__Supplied data__.
++++++++++++++++++++

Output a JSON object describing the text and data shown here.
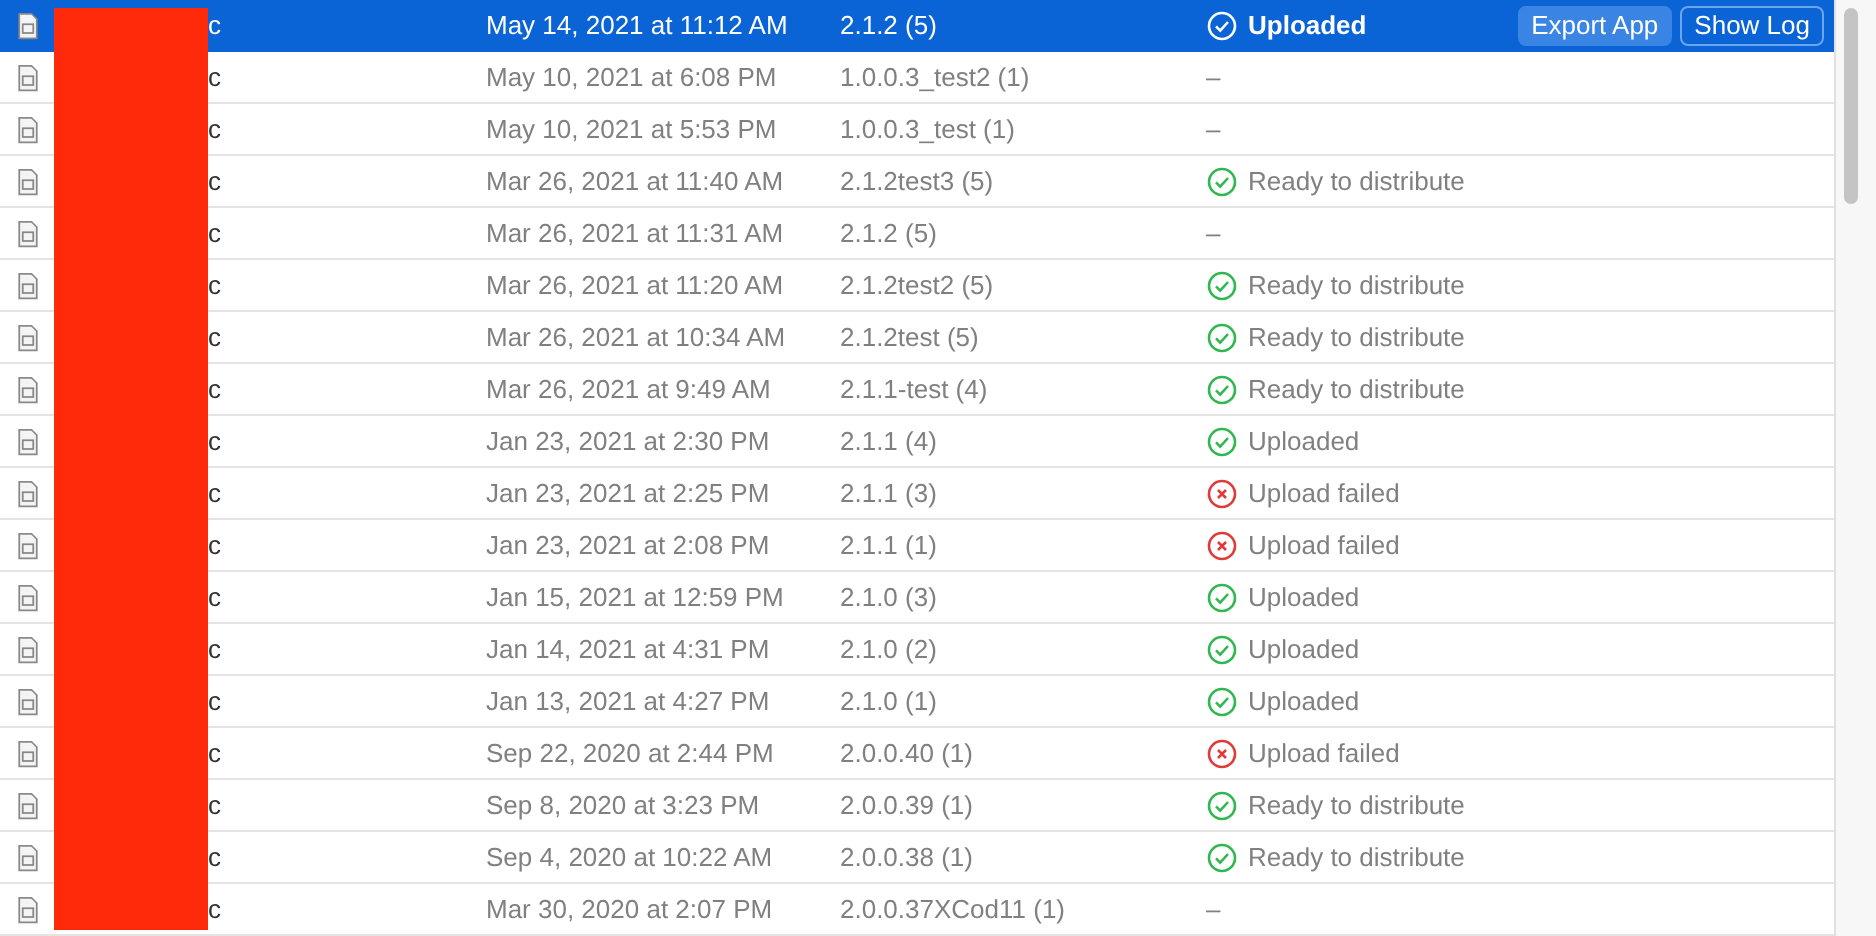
{
  "archives": [
    {
      "name": "c",
      "date": "May 14, 2021 at 11:12 AM",
      "version": "2.1.2 (5)",
      "status": {
        "kind": "success",
        "label": "Uploaded"
      },
      "selected": true,
      "actions": [
        "Export App",
        "Show Log"
      ]
    },
    {
      "name": "c",
      "date": "May 10, 2021 at 6:08 PM",
      "version": "1.0.0.3_test2 (1)",
      "status": {
        "kind": "none",
        "label": "–"
      },
      "selected": false
    },
    {
      "name": "c",
      "date": "May 10, 2021 at 5:53 PM",
      "version": "1.0.0.3_test (1)",
      "status": {
        "kind": "none",
        "label": "–"
      },
      "selected": false
    },
    {
      "name": "c",
      "date": "Mar 26, 2021 at 11:40 AM",
      "version": "2.1.2test3 (5)",
      "status": {
        "kind": "success",
        "label": "Ready to distribute"
      },
      "selected": false
    },
    {
      "name": "c",
      "date": "Mar 26, 2021 at 11:31 AM",
      "version": "2.1.2 (5)",
      "status": {
        "kind": "none",
        "label": "–"
      },
      "selected": false
    },
    {
      "name": "c",
      "date": "Mar 26, 2021 at 11:20 AM",
      "version": "2.1.2test2 (5)",
      "status": {
        "kind": "success",
        "label": "Ready to distribute"
      },
      "selected": false
    },
    {
      "name": "c",
      "date": "Mar 26, 2021 at 10:34 AM",
      "version": "2.1.2test (5)",
      "status": {
        "kind": "success",
        "label": "Ready to distribute"
      },
      "selected": false
    },
    {
      "name": "c",
      "date": "Mar 26, 2021 at 9:49 AM",
      "version": "2.1.1-test (4)",
      "status": {
        "kind": "success",
        "label": "Ready to distribute"
      },
      "selected": false
    },
    {
      "name": "c",
      "date": "Jan 23, 2021 at 2:30 PM",
      "version": "2.1.1 (4)",
      "status": {
        "kind": "success",
        "label": "Uploaded"
      },
      "selected": false
    },
    {
      "name": "c",
      "date": "Jan 23, 2021 at 2:25 PM",
      "version": "2.1.1 (3)",
      "status": {
        "kind": "failed",
        "label": "Upload failed"
      },
      "selected": false
    },
    {
      "name": "c",
      "date": "Jan 23, 2021 at 2:08 PM",
      "version": "2.1.1 (1)",
      "status": {
        "kind": "failed",
        "label": "Upload failed"
      },
      "selected": false
    },
    {
      "name": "c",
      "date": "Jan 15, 2021 at 12:59 PM",
      "version": "2.1.0 (3)",
      "status": {
        "kind": "success",
        "label": "Uploaded"
      },
      "selected": false
    },
    {
      "name": "c",
      "date": "Jan 14, 2021 at 4:31 PM",
      "version": "2.1.0 (2)",
      "status": {
        "kind": "success",
        "label": "Uploaded"
      },
      "selected": false
    },
    {
      "name": "c",
      "date": "Jan 13, 2021 at 4:27 PM",
      "version": "2.1.0 (1)",
      "status": {
        "kind": "success",
        "label": "Uploaded"
      },
      "selected": false
    },
    {
      "name": "c",
      "date": "Sep 22, 2020 at 2:44 PM",
      "version": "2.0.0.40 (1)",
      "status": {
        "kind": "failed",
        "label": "Upload failed"
      },
      "selected": false
    },
    {
      "name": "c",
      "date": "Sep 8, 2020 at 3:23 PM",
      "version": "2.0.0.39 (1)",
      "status": {
        "kind": "success",
        "label": "Ready to distribute"
      },
      "selected": false
    },
    {
      "name": "c",
      "date": "Sep 4, 2020 at 10:22 AM",
      "version": "2.0.0.38 (1)",
      "status": {
        "kind": "success",
        "label": "Ready to distribute"
      },
      "selected": false
    },
    {
      "name": "c",
      "date": "Mar 30, 2020 at 2:07 PM",
      "version": "2.0.0.37XCod11 (1)",
      "status": {
        "kind": "none",
        "label": "–"
      },
      "selected": false
    }
  ]
}
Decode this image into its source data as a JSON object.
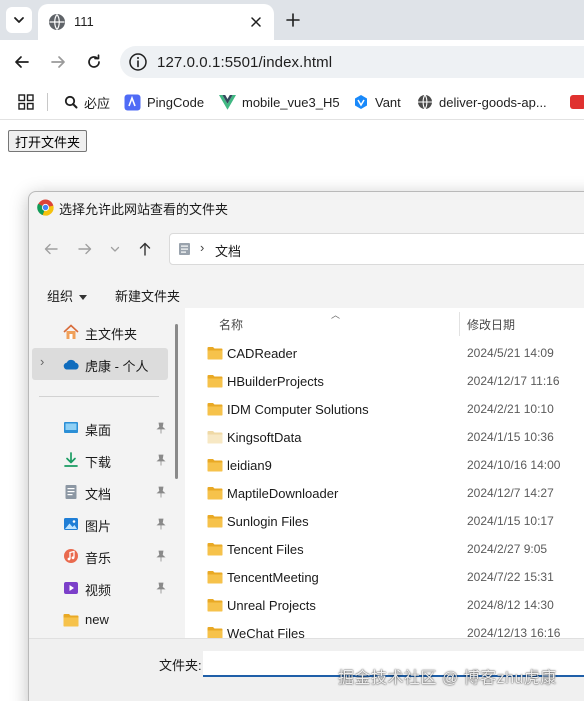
{
  "browser": {
    "tab": {
      "title": "111"
    },
    "url": "127.0.0.1:5501/index.html",
    "bookmarks": [
      {
        "label": "必应",
        "icon": "search-icon"
      },
      {
        "label": "PingCode",
        "icon": "pingcode-icon"
      },
      {
        "label": "mobile_vue3_H5",
        "icon": "vue-icon"
      },
      {
        "label": "Vant",
        "icon": "vant-icon"
      },
      {
        "label": "deliver-goods-ap...",
        "icon": "globe-icon"
      }
    ]
  },
  "page": {
    "open_folder_button": "打开文件夹"
  },
  "dialog": {
    "title": "选择允许此网站查看的文件夹",
    "breadcrumb": "文档",
    "commands": {
      "organize": "组织",
      "new_folder": "新建文件夹"
    },
    "nav": {
      "home": "主文件夹",
      "cloud": "虎康 - 个人",
      "quick": [
        {
          "label": "桌面",
          "icon": "desktop-icon"
        },
        {
          "label": "下载",
          "icon": "download-icon"
        },
        {
          "label": "文档",
          "icon": "document-icon"
        },
        {
          "label": "图片",
          "icon": "pictures-icon"
        },
        {
          "label": "音乐",
          "icon": "music-icon"
        },
        {
          "label": "视频",
          "icon": "video-icon"
        },
        {
          "label": "new",
          "icon": "folder-icon"
        }
      ]
    },
    "columns": {
      "name": "名称",
      "modified": "修改日期"
    },
    "files": [
      {
        "name": "CADReader",
        "date": "2024/5/21 14:09"
      },
      {
        "name": "HBuilderProjects",
        "date": "2024/12/17 11:16"
      },
      {
        "name": "IDM Computer Solutions",
        "date": "2024/2/21 10:10"
      },
      {
        "name": "KingsoftData",
        "date": "2024/1/15 10:36"
      },
      {
        "name": "leidian9",
        "date": "2024/10/16 14:00"
      },
      {
        "name": "MaptileDownloader",
        "date": "2024/12/7 14:27"
      },
      {
        "name": "Sunlogin Files",
        "date": "2024/1/15 10:17"
      },
      {
        "name": "Tencent Files",
        "date": "2024/2/27 9:05"
      },
      {
        "name": "TencentMeeting",
        "date": "2024/7/22 15:31"
      },
      {
        "name": "Unreal Projects",
        "date": "2024/8/12 14:30"
      },
      {
        "name": "WeChat Files",
        "date": "2024/12/13 16:16"
      }
    ],
    "filename_label": "文件夹:",
    "filename_value": ""
  },
  "watermark": "掘金技术社区 @ 博客zhu虎康",
  "colors": {
    "accent": "#1f5fa8",
    "folder": "#f2c14e",
    "onedrive": "#0f6cbd"
  }
}
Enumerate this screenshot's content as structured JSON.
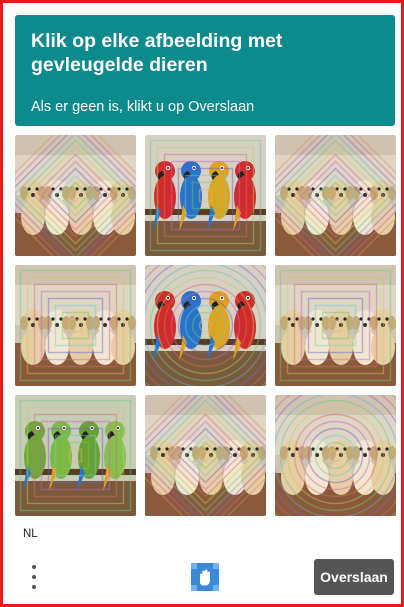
{
  "header": {
    "title": "Klik op elke afbeelding met gevleugelde dieren",
    "subtitle": "Als er geen is, klikt u op Overslaan"
  },
  "grid": {
    "tiles": [
      {
        "subject": "puppies",
        "pattern": "diamonds"
      },
      {
        "subject": "parrots",
        "pattern": "squares"
      },
      {
        "subject": "puppies",
        "pattern": "diamonds"
      },
      {
        "subject": "puppies",
        "pattern": "squares"
      },
      {
        "subject": "parrots",
        "pattern": "circles"
      },
      {
        "subject": "puppies",
        "pattern": "squares"
      },
      {
        "subject": "parrots",
        "pattern": "squares"
      },
      {
        "subject": "puppies",
        "pattern": "diamonds"
      },
      {
        "subject": "puppies",
        "pattern": "circles"
      }
    ]
  },
  "footer": {
    "language": "NL",
    "skip_label": "Overslaan",
    "menu_icon": "more-vertical-icon",
    "logo_icon": "hand-logo-icon"
  },
  "colors": {
    "header_bg": "#0c8a8c",
    "frame_border": "#e31b1b",
    "skip_bg": "#555555"
  }
}
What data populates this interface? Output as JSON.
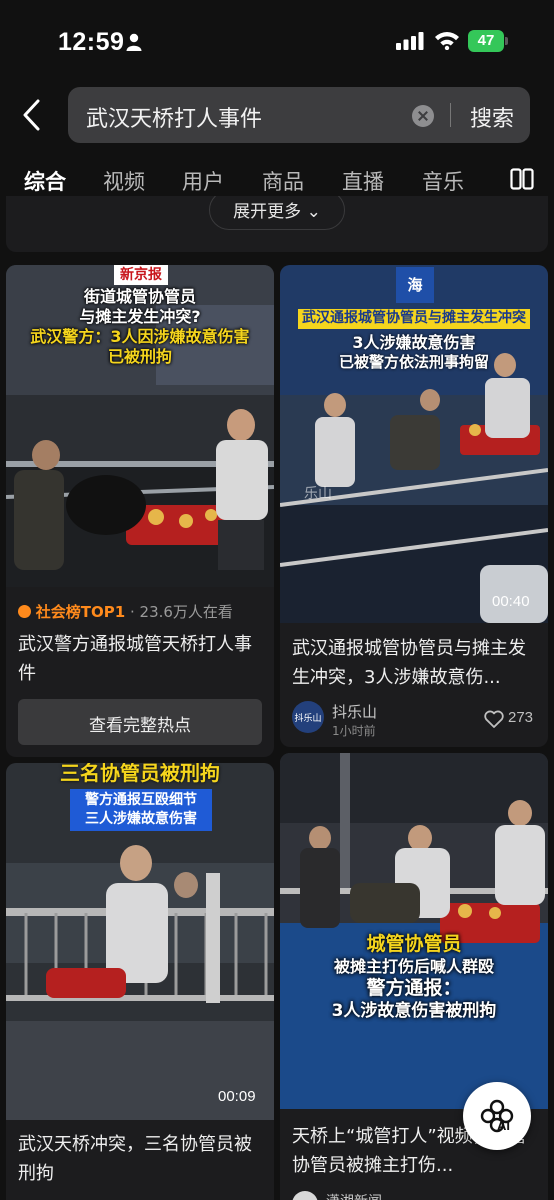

++++++++++++++++++++

Count the lines of the data that contain the string "Output", and reply with that number alone.

2